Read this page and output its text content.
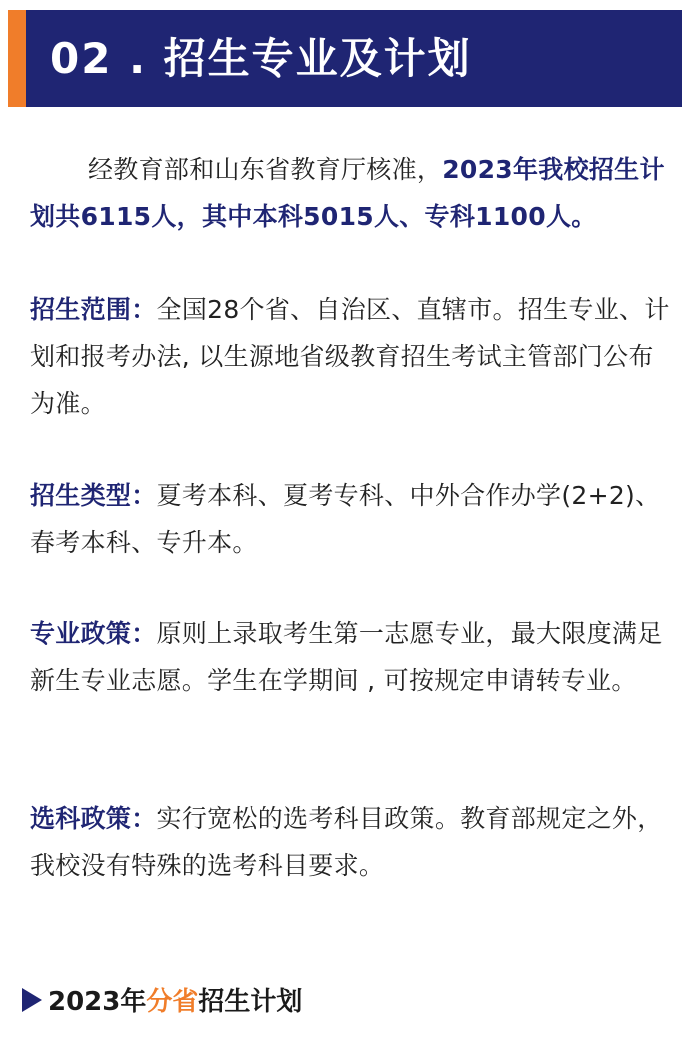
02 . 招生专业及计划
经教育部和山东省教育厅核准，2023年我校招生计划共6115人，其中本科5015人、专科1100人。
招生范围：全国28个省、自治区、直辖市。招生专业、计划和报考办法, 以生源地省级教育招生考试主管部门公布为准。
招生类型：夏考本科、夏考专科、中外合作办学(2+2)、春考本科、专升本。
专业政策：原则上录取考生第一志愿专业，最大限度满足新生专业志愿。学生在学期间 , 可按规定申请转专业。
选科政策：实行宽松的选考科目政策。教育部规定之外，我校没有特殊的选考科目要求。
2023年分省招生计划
----------
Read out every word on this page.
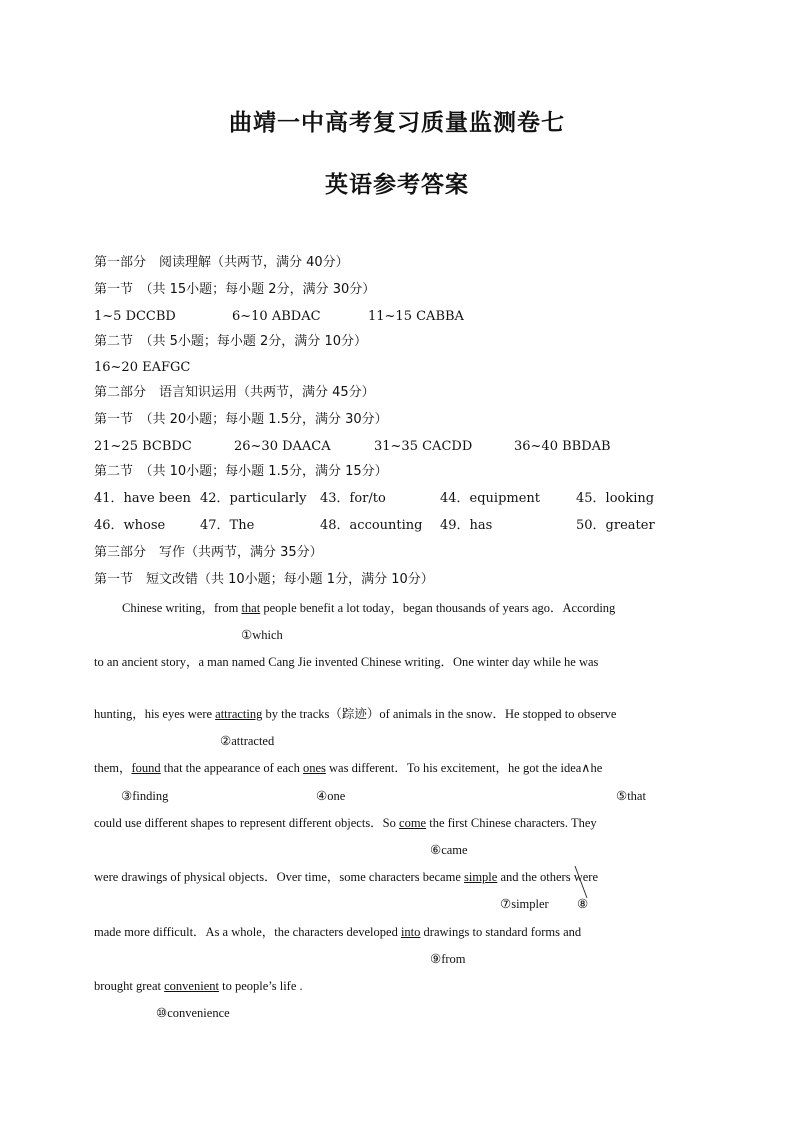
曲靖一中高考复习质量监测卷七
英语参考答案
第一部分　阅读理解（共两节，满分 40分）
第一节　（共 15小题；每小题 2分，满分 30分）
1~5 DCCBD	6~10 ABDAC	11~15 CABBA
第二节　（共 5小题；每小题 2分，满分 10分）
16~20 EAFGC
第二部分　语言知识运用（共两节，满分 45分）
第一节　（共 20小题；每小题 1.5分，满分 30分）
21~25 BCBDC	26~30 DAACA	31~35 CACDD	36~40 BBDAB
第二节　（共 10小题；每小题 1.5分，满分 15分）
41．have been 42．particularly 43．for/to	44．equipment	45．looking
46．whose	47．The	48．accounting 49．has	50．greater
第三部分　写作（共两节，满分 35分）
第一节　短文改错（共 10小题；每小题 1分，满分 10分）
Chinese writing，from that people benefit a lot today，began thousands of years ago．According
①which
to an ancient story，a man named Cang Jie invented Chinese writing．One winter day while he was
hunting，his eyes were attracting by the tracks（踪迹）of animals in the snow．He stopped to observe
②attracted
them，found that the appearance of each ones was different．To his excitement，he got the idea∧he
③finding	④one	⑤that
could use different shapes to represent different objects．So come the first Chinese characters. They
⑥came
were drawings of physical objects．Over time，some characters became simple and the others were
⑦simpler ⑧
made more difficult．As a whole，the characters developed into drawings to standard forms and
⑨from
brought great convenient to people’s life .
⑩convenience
----------
## What is required
Go through the listing above and list every line that has the word "objects".

## Reply
could use different shapes to represent different objects．So come the first Chinese characters. They
were drawings of physical objects．Over time，some characters became simple and the others were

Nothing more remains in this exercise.